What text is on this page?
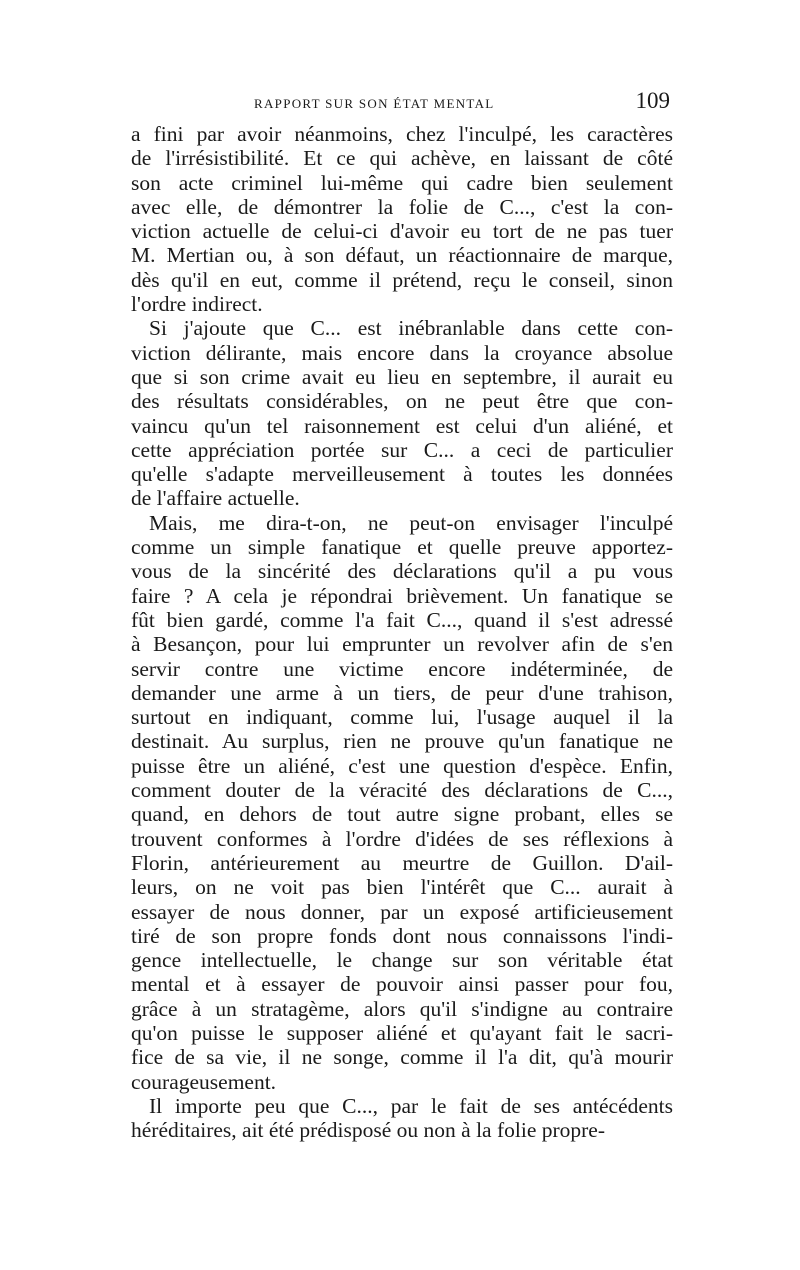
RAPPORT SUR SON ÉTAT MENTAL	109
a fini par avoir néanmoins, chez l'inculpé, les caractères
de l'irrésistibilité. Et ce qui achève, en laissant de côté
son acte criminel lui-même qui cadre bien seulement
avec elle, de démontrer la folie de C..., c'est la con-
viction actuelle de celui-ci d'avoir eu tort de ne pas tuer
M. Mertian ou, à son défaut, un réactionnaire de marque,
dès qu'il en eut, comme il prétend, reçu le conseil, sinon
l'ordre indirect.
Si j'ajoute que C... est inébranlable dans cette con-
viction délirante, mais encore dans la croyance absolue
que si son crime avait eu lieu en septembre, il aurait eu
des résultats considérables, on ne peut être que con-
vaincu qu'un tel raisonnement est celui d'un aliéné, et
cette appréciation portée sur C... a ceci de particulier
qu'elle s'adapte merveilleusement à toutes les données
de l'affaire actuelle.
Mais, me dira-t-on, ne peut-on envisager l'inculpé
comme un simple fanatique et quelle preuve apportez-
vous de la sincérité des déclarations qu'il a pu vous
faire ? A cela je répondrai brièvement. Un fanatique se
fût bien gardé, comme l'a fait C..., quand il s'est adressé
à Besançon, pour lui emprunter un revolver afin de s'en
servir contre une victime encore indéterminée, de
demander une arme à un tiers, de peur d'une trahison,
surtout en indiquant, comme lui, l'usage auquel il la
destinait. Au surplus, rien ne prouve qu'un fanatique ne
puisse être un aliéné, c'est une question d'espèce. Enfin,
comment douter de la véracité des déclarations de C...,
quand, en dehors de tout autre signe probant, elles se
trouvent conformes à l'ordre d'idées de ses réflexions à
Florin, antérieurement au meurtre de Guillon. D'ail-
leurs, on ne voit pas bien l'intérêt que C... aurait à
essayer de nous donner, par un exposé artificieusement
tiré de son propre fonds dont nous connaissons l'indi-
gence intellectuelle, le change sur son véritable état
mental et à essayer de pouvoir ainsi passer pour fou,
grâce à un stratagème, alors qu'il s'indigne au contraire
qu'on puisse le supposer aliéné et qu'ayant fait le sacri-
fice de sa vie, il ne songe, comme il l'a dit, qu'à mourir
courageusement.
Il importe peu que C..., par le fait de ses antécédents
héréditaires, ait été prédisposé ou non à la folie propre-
◇ ◇ ◇ ◇ ◇
The records above must be echoed exactly, minus their pictures.

What text is on this page?
RAPPORT SUR SON ÉTAT MENTAL	109
a fini par avoir néanmoins, chez l'inculpé, les caractères
de l'irrésistibilité. Et ce qui achève, en laissant de côté
son acte criminel lui-même qui cadre bien seulement
avec elle, de démontrer la folie de C..., c'est la con-
viction actuelle de celui-ci d'avoir eu tort de ne pas tuer
M. Mertian ou, à son défaut, un réactionnaire de marque,
dès qu'il en eut, comme il prétend, reçu le conseil, sinon
l'ordre indirect.
Si j'ajoute que C... est inébranlable dans cette con-
viction délirante, mais encore dans la croyance absolue
que si son crime avait eu lieu en septembre, il aurait eu
des résultats considérables, on ne peut être que con-
vaincu qu'un tel raisonnement est celui d'un aliéné, et
cette appréciation portée sur C... a ceci de particulier
qu'elle s'adapte merveilleusement à toutes les données
de l'affaire actuelle.
Mais, me dira-t-on, ne peut-on envisager l'inculpé
comme un simple fanatique et quelle preuve apportez-
vous de la sincérité des déclarations qu'il a pu vous
faire ? A cela je répondrai brièvement. Un fanatique se
fût bien gardé, comme l'a fait C..., quand il s'est adressé
à Besançon, pour lui emprunter un revolver afin de s'en
servir contre une victime encore indéterminée, de
demander une arme à un tiers, de peur d'une trahison,
surtout en indiquant, comme lui, l'usage auquel il la
destinait. Au surplus, rien ne prouve qu'un fanatique ne
puisse être un aliéné, c'est une question d'espèce. Enfin,
comment douter de la véracité des déclarations de C...,
quand, en dehors de tout autre signe probant, elles se
trouvent conformes à l'ordre d'idées de ses réflexions à
Florin, antérieurement au meurtre de Guillon. D'ail-
leurs, on ne voit pas bien l'intérêt que C... aurait à
essayer de nous donner, par un exposé artificieusement
tiré de son propre fonds dont nous connaissons l'indi-
gence intellectuelle, le change sur son véritable état
mental et à essayer de pouvoir ainsi passer pour fou,
grâce à un stratagème, alors qu'il s'indigne au contraire
qu'on puisse le supposer aliéné et qu'ayant fait le sacri-
fice de sa vie, il ne songe, comme il l'a dit, qu'à mourir
courageusement.
Il importe peu que C..., par le fait de ses antécédents
héréditaires, ait été prédisposé ou non à la folie propre-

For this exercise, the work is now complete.